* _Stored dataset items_
'''

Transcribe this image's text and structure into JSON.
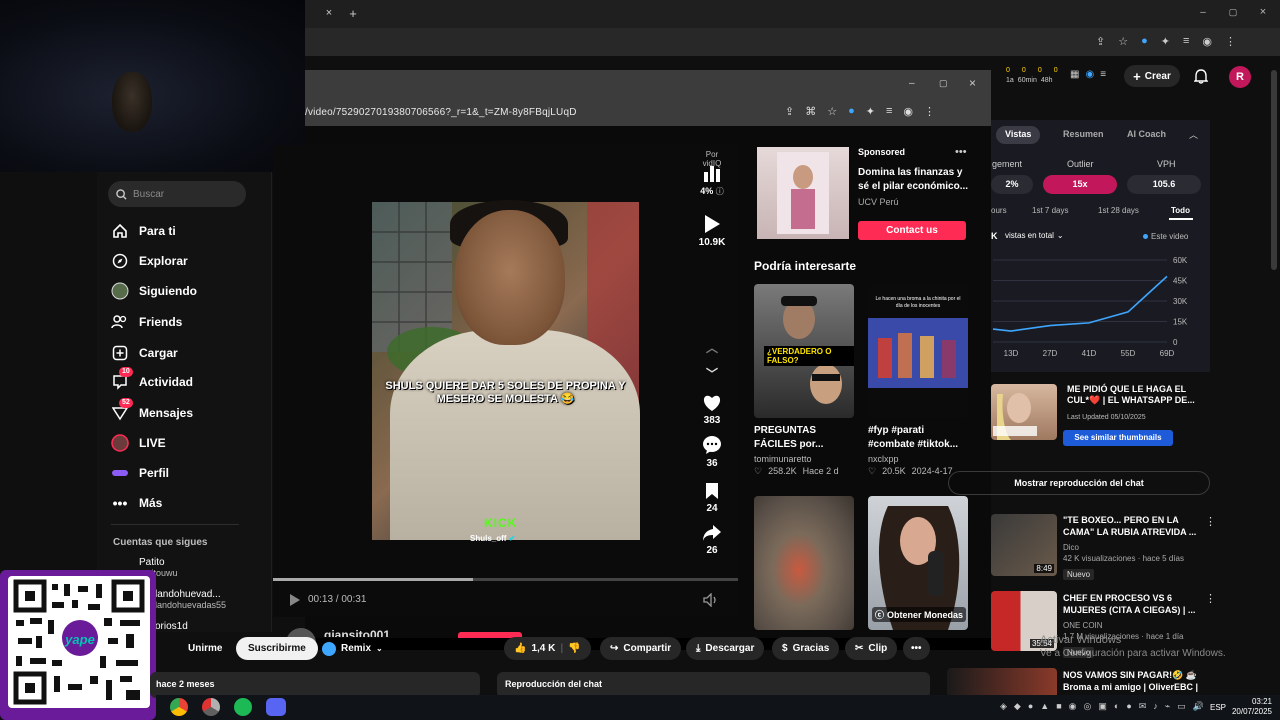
{
  "tiktok_sidebar": {
    "search_placeholder": "Buscar",
    "nav": [
      {
        "label": "Para ti"
      },
      {
        "label": "Explorar"
      },
      {
        "label": "Siguiendo"
      },
      {
        "label": "Friends"
      },
      {
        "label": "Cargar"
      },
      {
        "label": "Actividad",
        "badge": "10"
      },
      {
        "label": "Mensajes",
        "badge": "52"
      },
      {
        "label": "LIVE"
      },
      {
        "label": "Perfil"
      },
      {
        "label": "Más"
      }
    ],
    "following_title": "Cuentas que sigues",
    "following": [
      {
        "name": "Patito",
        "handle": "patitouwu"
      },
      {
        "name": "landohuevad...",
        "handle": "landohuevadas55"
      },
      {
        "name": "orios1d",
        "handle": "orios1d"
      }
    ]
  },
  "browser": {
    "url": "/video/7529027019380706566?_r=1&_t=ZM-8y8FBqjLUqD"
  },
  "video": {
    "caption": "SHULS QUIERE DAR 5 SOLES DE PROPINA Y MESERO SE MOLESTA 😂",
    "watermark": "Shuls_off",
    "time": "00:13 / 00:31",
    "progress": 0.43,
    "uploader": "giansito001"
  },
  "rail": {
    "vidiq_label": "Por vidIQ",
    "vidiq_pct": "4%",
    "plays": "10.9K",
    "likes": "383",
    "comments": "36",
    "saves": "24",
    "shares": "26"
  },
  "ad": {
    "sponsored": "Sponsored",
    "title": "Domina las finanzas y sé el pilar económico...",
    "brand": "UCV Perú",
    "cta": "Contact us"
  },
  "recommendations": {
    "title": "Podría interesarte",
    "items": [
      {
        "caption": "PREGUNTAS FÁCILES por...",
        "user": "tomimunaretto",
        "likes": "258.2K",
        "date": "Hace 2 d",
        "overlay": "¿VERDADERO O FALSO?"
      },
      {
        "caption": "#fyp #parati #combate #tiktok...",
        "user": "nxclxpp",
        "likes": "20.5K",
        "date": "2024-4-17",
        "overlay": "Le hacen una broma a la chinita por el día de los inocentes"
      },
      {
        "caption": "",
        "user": "",
        "likes": "",
        "date": "",
        "overlay": ""
      },
      {
        "caption": "",
        "user": "",
        "likes": "",
        "date": "",
        "overlay": "Obtener Monedas"
      }
    ]
  },
  "youtube_actions": {
    "unsubscribe": "Unirme",
    "subscribe": "Suscribirme",
    "remix": "Remix",
    "likes": "1,4 K",
    "share": "Compartir",
    "download": "Descargar",
    "thanks": "Gracias",
    "clip": "Clip",
    "date_partial": "hace 2 meses",
    "chat_replay": "Reproducción del chat"
  },
  "youtube_header": {
    "create": "Crear",
    "avatar_letter": "R",
    "stats": [
      "0",
      "0",
      "0",
      "0"
    ],
    "stat_labels": [
      "1a",
      "60min",
      "48h"
    ]
  },
  "vidiq": {
    "tabs": [
      "Vistas",
      "Resumen",
      "AI Coach"
    ],
    "metric_headers": [
      "gement",
      "Outlier",
      "VPH"
    ],
    "metric_values": [
      "2%",
      "15x",
      "105.6"
    ],
    "ranges": [
      "ours",
      "1st 7 days",
      "1st 28 days",
      "Todo"
    ],
    "filter": "vistas en total",
    "legend": "Este video",
    "y_ticks": [
      "60K",
      "45K",
      "30K",
      "15K",
      "0"
    ],
    "x_ticks": [
      "13D",
      "27D",
      "41D",
      "55D",
      "69D"
    ],
    "similar_title": "ME PIDIÓ QUE LE HAGA EL CUL*❤️ | EL WHATSAPP DE...",
    "similar_updated": "Last Updated 05/10/2025",
    "similar_button": "See similar thumbnails"
  },
  "chart_data": {
    "type": "line",
    "x": [
      "13D",
      "27D",
      "41D",
      "55D",
      "69D"
    ],
    "series": [
      {
        "name": "Este video",
        "values": [
          8,
          12,
          14,
          22,
          48
        ]
      }
    ],
    "y_ticks": [
      "0",
      "15K",
      "30K",
      "45K",
      "60K"
    ],
    "ylim": [
      0,
      60
    ],
    "grid": true
  },
  "yt_sidebar": {
    "chat_button": "Mostrar reproducción del chat",
    "videos": [
      {
        "title": "\"TE BOXEO... PERO EN LA CAMA\" LA RUBIA ATREVIDA ...",
        "channel": "Dico",
        "meta": "42 K visualizaciones · hace 5 días",
        "badge": "Nuevo",
        "duration": "8:49"
      },
      {
        "title": "CHEF EN PROCESO VS 6 MUJERES (CITA A CIEGAS) | ...",
        "channel": "ONE COIN",
        "meta": "1,7 M visualizaciones · hace 1 día",
        "badge": "Nuevo",
        "duration": "35:54"
      },
      {
        "title": "NOS VAMOS SIN PAGAR!🤣 ☕ Broma a mi amigo | OliverEBC |",
        "channel": "",
        "meta": "",
        "badge": "",
        "duration": ""
      }
    ]
  },
  "windows": {
    "activate_1": "Activar Windows",
    "activate_2": "Ve a Configuración para activar Windows.",
    "lang": "ESP",
    "time": "03:21",
    "date": "20/07/2025"
  },
  "colors": {
    "accent": "#fe2c55",
    "youtube_red": "#ff0000",
    "vidiq_blue": "#3ea6ff"
  }
}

'''

* _Set exercise_
Reproduce every line above as written, skipping pictures.

* _Full response_
Transcribe this image's text and structure into JSON.
{
  "tiktok_sidebar": {
    "search_placeholder": "Buscar",
    "nav": [
      {
        "label": "Para ti"
      },
      {
        "label": "Explorar"
      },
      {
        "label": "Siguiendo"
      },
      {
        "label": "Friends"
      },
      {
        "label": "Cargar"
      },
      {
        "label": "Actividad",
        "badge": "10"
      },
      {
        "label": "Mensajes",
        "badge": "52"
      },
      {
        "label": "LIVE"
      },
      {
        "label": "Perfil"
      },
      {
        "label": "Más"
      }
    ],
    "following_title": "Cuentas que sigues",
    "following": [
      {
        "name": "Patito",
        "handle": "patitouwu"
      },
      {
        "name": "landohuevad...",
        "handle": "landohuevadas55"
      },
      {
        "name": "orios1d",
        "handle": "orios1d"
      }
    ]
  },
  "browser": {
    "url": "/video/7529027019380706566?_r=1&_t=ZM-8y8FBqjLUqD"
  },
  "video": {
    "caption": "SHULS QUIERE DAR 5 SOLES DE PROPINA Y MESERO SE MOLESTA 😂",
    "watermark": "Shuls_off",
    "time": "00:13 / 00:31",
    "progress": 0.43,
    "uploader": "giansito001"
  },
  "rail": {
    "vidiq_label": "Por vidIQ",
    "vidiq_pct": "4%",
    "plays": "10.9K",
    "likes": "383",
    "comments": "36",
    "saves": "24",
    "shares": "26"
  },
  "ad": {
    "sponsored": "Sponsored",
    "title": "Domina las finanzas y sé el pilar económico...",
    "brand": "UCV Perú",
    "cta": "Contact us"
  },
  "recommendations": {
    "title": "Podría interesarte",
    "items": [
      {
        "caption": "PREGUNTAS FÁCILES por...",
        "user": "tomimunaretto",
        "likes": "258.2K",
        "date": "Hace 2 d",
        "overlay": "¿VERDADERO O FALSO?"
      },
      {
        "caption": "#fyp #parati #combate #tiktok...",
        "user": "nxclxpp",
        "likes": "20.5K",
        "date": "2024-4-17",
        "overlay": "Le hacen una broma a la chinita por el día de los inocentes"
      },
      {
        "caption": "",
        "user": "",
        "likes": "",
        "date": "",
        "overlay": ""
      },
      {
        "caption": "",
        "user": "",
        "likes": "",
        "date": "",
        "overlay": "Obtener Monedas"
      }
    ]
  },
  "youtube_actions": {
    "unsubscribe": "Unirme",
    "subscribe": "Suscribirme",
    "remix": "Remix",
    "likes": "1,4 K",
    "share": "Compartir",
    "download": "Descargar",
    "thanks": "Gracias",
    "clip": "Clip",
    "date_partial": "hace 2 meses",
    "chat_replay": "Reproducción del chat"
  },
  "youtube_header": {
    "create": "Crear",
    "avatar_letter": "R",
    "stats": [
      "0",
      "0",
      "0",
      "0"
    ],
    "stat_labels": [
      "1a",
      "60min",
      "48h"
    ]
  },
  "vidiq": {
    "tabs": [
      "Vistas",
      "Resumen",
      "AI Coach"
    ],
    "metric_headers": [
      "gement",
      "Outlier",
      "VPH"
    ],
    "metric_values": [
      "2%",
      "15x",
      "105.6"
    ],
    "ranges": [
      "ours",
      "1st 7 days",
      "1st 28 days",
      "Todo"
    ],
    "filter": "vistas en total",
    "legend": "Este video",
    "y_ticks": [
      "60K",
      "45K",
      "30K",
      "15K",
      "0"
    ],
    "x_ticks": [
      "13D",
      "27D",
      "41D",
      "55D",
      "69D"
    ],
    "similar_title": "ME PIDIÓ QUE LE HAGA EL CUL*❤️ | EL WHATSAPP DE...",
    "similar_updated": "Last Updated 05/10/2025",
    "similar_button": "See similar thumbnails"
  },
  "chart_data": {
    "type": "line",
    "x": [
      "13D",
      "27D",
      "41D",
      "55D",
      "69D"
    ],
    "series": [
      {
        "name": "Este video",
        "values": [
          8,
          12,
          14,
          22,
          48
        ]
      }
    ],
    "y_ticks": [
      "0",
      "15K",
      "30K",
      "45K",
      "60K"
    ],
    "ylim": [
      0,
      60
    ],
    "grid": true
  },
  "yt_sidebar": {
    "chat_button": "Mostrar reproducción del chat",
    "videos": [
      {
        "title": "\"TE BOXEO... PERO EN LA CAMA\" LA RUBIA ATREVIDA ...",
        "channel": "Dico",
        "meta": "42 K visualizaciones · hace 5 días",
        "badge": "Nuevo",
        "duration": "8:49"
      },
      {
        "title": "CHEF EN PROCESO VS 6 MUJERES (CITA A CIEGAS) | ...",
        "channel": "ONE COIN",
        "meta": "1,7 M visualizaciones · hace 1 día",
        "badge": "Nuevo",
        "duration": "35:54"
      },
      {
        "title": "NOS VAMOS SIN PAGAR!🤣 ☕ Broma a mi amigo | OliverEBC |",
        "channel": "",
        "meta": "",
        "badge": "",
        "duration": ""
      }
    ]
  },
  "windows": {
    "activate_1": "Activar Windows",
    "activate_2": "Ve a Configuración para activar Windows.",
    "lang": "ESP",
    "time": "03:21",
    "date": "20/07/2025"
  },
  "colors": {
    "accent": "#fe2c55",
    "youtube_red": "#ff0000",
    "vidiq_blue": "#3ea6ff"
  }
}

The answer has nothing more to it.